───── Material supplied

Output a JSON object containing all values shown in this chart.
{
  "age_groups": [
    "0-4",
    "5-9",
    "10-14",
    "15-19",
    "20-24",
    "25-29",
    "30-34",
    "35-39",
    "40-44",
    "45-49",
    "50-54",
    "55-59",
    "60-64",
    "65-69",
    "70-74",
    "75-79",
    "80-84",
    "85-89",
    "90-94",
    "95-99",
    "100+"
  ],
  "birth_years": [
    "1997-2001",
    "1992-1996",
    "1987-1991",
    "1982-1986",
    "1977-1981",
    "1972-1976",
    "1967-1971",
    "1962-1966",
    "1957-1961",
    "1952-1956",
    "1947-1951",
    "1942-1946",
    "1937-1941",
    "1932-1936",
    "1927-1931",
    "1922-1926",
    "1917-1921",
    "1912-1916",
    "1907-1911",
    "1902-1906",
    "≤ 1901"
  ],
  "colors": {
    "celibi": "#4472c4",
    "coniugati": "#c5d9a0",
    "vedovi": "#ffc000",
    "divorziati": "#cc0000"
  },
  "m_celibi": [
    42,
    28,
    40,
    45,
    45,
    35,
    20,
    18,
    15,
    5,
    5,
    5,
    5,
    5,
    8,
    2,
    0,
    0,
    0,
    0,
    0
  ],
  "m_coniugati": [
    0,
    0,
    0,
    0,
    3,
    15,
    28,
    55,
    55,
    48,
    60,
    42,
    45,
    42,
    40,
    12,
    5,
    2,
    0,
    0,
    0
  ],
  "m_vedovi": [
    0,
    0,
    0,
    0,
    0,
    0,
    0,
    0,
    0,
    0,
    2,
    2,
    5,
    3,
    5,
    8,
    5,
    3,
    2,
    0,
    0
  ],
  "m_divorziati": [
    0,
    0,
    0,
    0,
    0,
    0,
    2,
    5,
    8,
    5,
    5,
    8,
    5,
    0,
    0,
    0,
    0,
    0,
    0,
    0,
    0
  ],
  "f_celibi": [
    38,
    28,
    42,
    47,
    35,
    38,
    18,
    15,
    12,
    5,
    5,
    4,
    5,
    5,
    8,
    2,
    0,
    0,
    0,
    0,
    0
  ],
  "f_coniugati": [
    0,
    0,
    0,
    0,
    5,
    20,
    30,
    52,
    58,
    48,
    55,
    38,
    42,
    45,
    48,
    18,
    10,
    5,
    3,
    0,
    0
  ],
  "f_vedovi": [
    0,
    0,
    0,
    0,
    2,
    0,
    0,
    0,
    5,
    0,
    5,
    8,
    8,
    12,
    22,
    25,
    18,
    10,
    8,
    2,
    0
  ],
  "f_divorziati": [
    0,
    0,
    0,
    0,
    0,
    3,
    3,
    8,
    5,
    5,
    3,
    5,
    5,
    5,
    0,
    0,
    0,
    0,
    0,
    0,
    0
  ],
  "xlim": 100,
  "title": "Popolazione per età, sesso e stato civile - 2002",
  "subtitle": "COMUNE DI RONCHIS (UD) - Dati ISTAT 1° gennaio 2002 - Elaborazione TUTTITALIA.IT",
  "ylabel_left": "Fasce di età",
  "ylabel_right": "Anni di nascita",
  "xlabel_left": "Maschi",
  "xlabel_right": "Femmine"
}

──────────

**Stated exercise:** Pull out each record as written and restate it exactly.

**Expected output:**
Output a JSON object containing all values shown in this chart.
{
  "age_groups": [
    "0-4",
    "5-9",
    "10-14",
    "15-19",
    "20-24",
    "25-29",
    "30-34",
    "35-39",
    "40-44",
    "45-49",
    "50-54",
    "55-59",
    "60-64",
    "65-69",
    "70-74",
    "75-79",
    "80-84",
    "85-89",
    "90-94",
    "95-99",
    "100+"
  ],
  "birth_years": [
    "1997-2001",
    "1992-1996",
    "1987-1991",
    "1982-1986",
    "1977-1981",
    "1972-1976",
    "1967-1971",
    "1962-1966",
    "1957-1961",
    "1952-1956",
    "1947-1951",
    "1942-1946",
    "1937-1941",
    "1932-1936",
    "1927-1931",
    "1922-1926",
    "1917-1921",
    "1912-1916",
    "1907-1911",
    "1902-1906",
    "≤ 1901"
  ],
  "colors": {
    "celibi": "#4472c4",
    "coniugati": "#c5d9a0",
    "vedovi": "#ffc000",
    "divorziati": "#cc0000"
  },
  "m_celibi": [
    42,
    28,
    40,
    45,
    45,
    35,
    20,
    18,
    15,
    5,
    5,
    5,
    5,
    5,
    8,
    2,
    0,
    0,
    0,
    0,
    0
  ],
  "m_coniugati": [
    0,
    0,
    0,
    0,
    3,
    15,
    28,
    55,
    55,
    48,
    60,
    42,
    45,
    42,
    40,
    12,
    5,
    2,
    0,
    0,
    0
  ],
  "m_vedovi": [
    0,
    0,
    0,
    0,
    0,
    0,
    0,
    0,
    0,
    0,
    2,
    2,
    5,
    3,
    5,
    8,
    5,
    3,
    2,
    0,
    0
  ],
  "m_divorziati": [
    0,
    0,
    0,
    0,
    0,
    0,
    2,
    5,
    8,
    5,
    5,
    8,
    5,
    0,
    0,
    0,
    0,
    0,
    0,
    0,
    0
  ],
  "f_celibi": [
    38,
    28,
    42,
    47,
    35,
    38,
    18,
    15,
    12,
    5,
    5,
    4,
    5,
    5,
    8,
    2,
    0,
    0,
    0,
    0,
    0
  ],
  "f_coniugati": [
    0,
    0,
    0,
    0,
    5,
    20,
    30,
    52,
    58,
    48,
    55,
    38,
    42,
    45,
    48,
    18,
    10,
    5,
    3,
    0,
    0
  ],
  "f_vedovi": [
    0,
    0,
    0,
    0,
    2,
    0,
    0,
    0,
    5,
    0,
    5,
    8,
    8,
    12,
    22,
    25,
    18,
    10,
    8,
    2,
    0
  ],
  "f_divorziati": [
    0,
    0,
    0,
    0,
    0,
    3,
    3,
    8,
    5,
    5,
    3,
    5,
    5,
    5,
    0,
    0,
    0,
    0,
    0,
    0,
    0
  ],
  "xlim": 100,
  "title": "Popolazione per età, sesso e stato civile - 2002",
  "subtitle": "COMUNE DI RONCHIS (UD) - Dati ISTAT 1° gennaio 2002 - Elaborazione TUTTITALIA.IT",
  "ylabel_left": "Fasce di età",
  "ylabel_right": "Anni di nascita",
  "xlabel_left": "Maschi",
  "xlabel_right": "Femmine"
}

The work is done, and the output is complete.